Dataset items
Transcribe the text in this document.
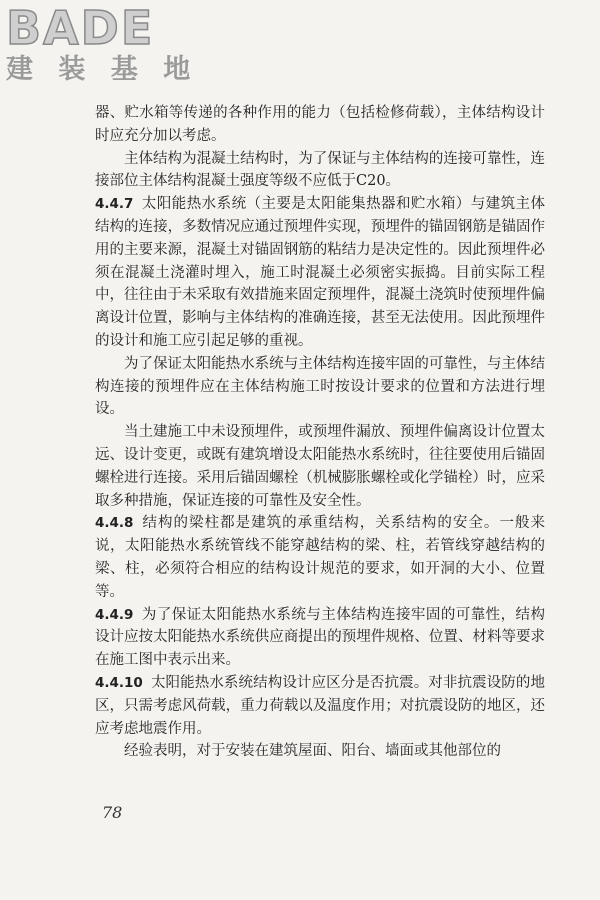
BADE
建 装 基 地

器、贮水箱等传递的各种作用的能力（包括检修荷载），主体结构设计时应充分加以考虑。

主体结构为混凝土结构时，为了保证与主体结构的连接可靠性，连接部位主体结构混凝土强度等级不应低于C20。

4.4.7 太阳能热水系统（主要是太阳能集热器和贮水箱）与建筑主体结构的连接，多数情况应通过预埋件实现，预埋件的锚固钢筋是锚固作用的主要来源，混凝土对锚固钢筋的粘结力是决定性的。因此预埋件必须在混凝土浇灌时埋入，施工时混凝土必须密实振捣。目前实际工程中，往往由于未采取有效措施来固定预埋件，混凝土浇筑时使预埋件偏离设计位置，影响与主体结构的准确连接，甚至无法使用。因此预埋件的设计和施工应引起足够的重视。

为了保证太阳能热水系统与主体结构连接牢固的可靠性，与主体结构连接的预埋件应在主体结构施工时按设计要求的位置和方法进行埋设。

当土建施工中未设预埋件，或预埋件漏放、预埋件偏离设计位置太远、设计变更，或既有建筑增设太阳能热水系统时，往往要使用后锚固螺栓进行连接。采用后锚固螺栓（机械膨胀螺栓或化学锚栓）时，应采取多种措施，保证连接的可靠性及安全性。

4.4.8 结构的梁柱都是建筑的承重结构，关系结构的安全。一般来说，太阳能热水系统管线不能穿越结构的梁、柱，若管线穿越结构的梁、柱，必须符合相应的结构设计规范的要求，如开洞的大小、位置等。

4.4.9 为了保证太阳能热水系统与主体结构连接牢固的可靠性，结构设计应按太阳能热水系统供应商提出的预埋件规格、位置、材料等要求在施工图中表示出来。

4.4.10 太阳能热水系统结构设计应区分是否抗震。对非抗震设防的地区，只需考虑风荷载，重力荷载以及温度作用；对抗震设防的地区，还应考虑地震作用。

经验表明，对于安装在建筑屋面、阳台、墙面或其他部位的

78
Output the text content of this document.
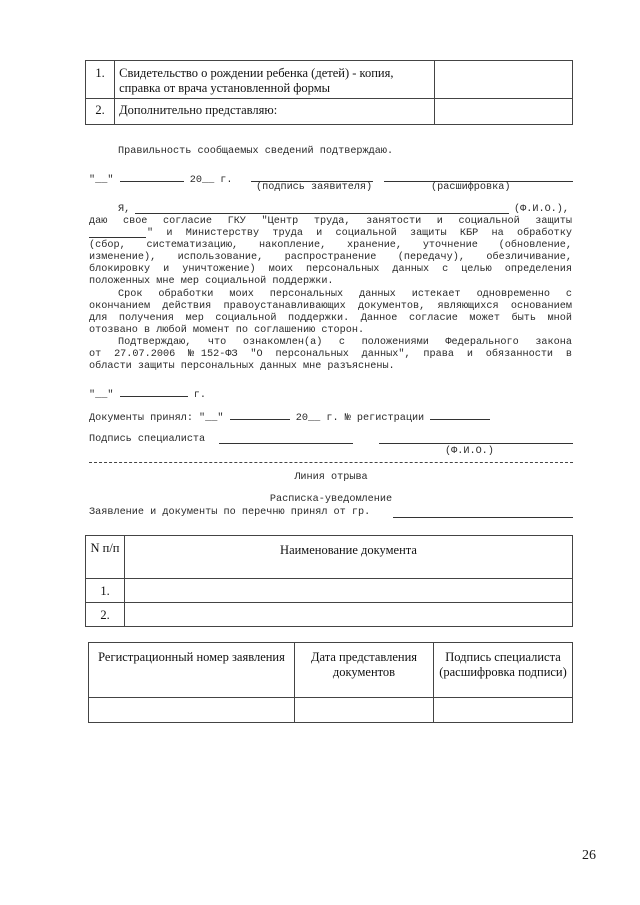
1.	Свидетельство о рождении ребенка (детей) - копия, справка от врача установленной формы	
2.	Дополнительно представляю:	
Правильность сообщаемых сведений подтверждаю.
"__"	20__ г.
(подпись заявителя)	(расшифровка)
Я,	(Ф.И.О.),
даю свое согласие ГКУ "Центр труда, занятости и социальной защиты
" и Министерству труда и социальной защиты КБР на обработку
(сбор, систематизацию, накопление, хранение, уточнение (обновление,
изменение), использование, распространение (передачу), обезличивание,
блокировку и уничтожение) моих персональных данных с целью определения
положенных мне мер социальной поддержки.
Срок обработки моих персональных данных истекает одновременно с
окончанием действия правоустанавливающих документов, являющихся основанием
для получения мер социальной поддержки. Данное согласие может быть мной
отозвано в любой момент по соглашению сторон.
Подтверждаю, что ознакомлен(а) с положениями Федерального закона
от 27.07.2006 №152-ФЗ "О персональных данных", права и обязанности в
области защиты персональных данных мне разъяснены.
"__"	г.
Документы принял: "__"	20__ г. № регистрации
Подпись специалиста
(Ф.И.О.)
Линия отрыва
Расписка-уведомление
Заявление и документы по перечню принял от гр.
N п/п	Наименование документа
1.	
2.	
Регистрационный номер заявления	Дата представления документов	Подпись специалиста (расшифровка подписи)

26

_WHAT IS NEEDED_. What is the number of lines above that hold the string "принял"? Answer with that number alone.

_WORKED SOLUTION_. 2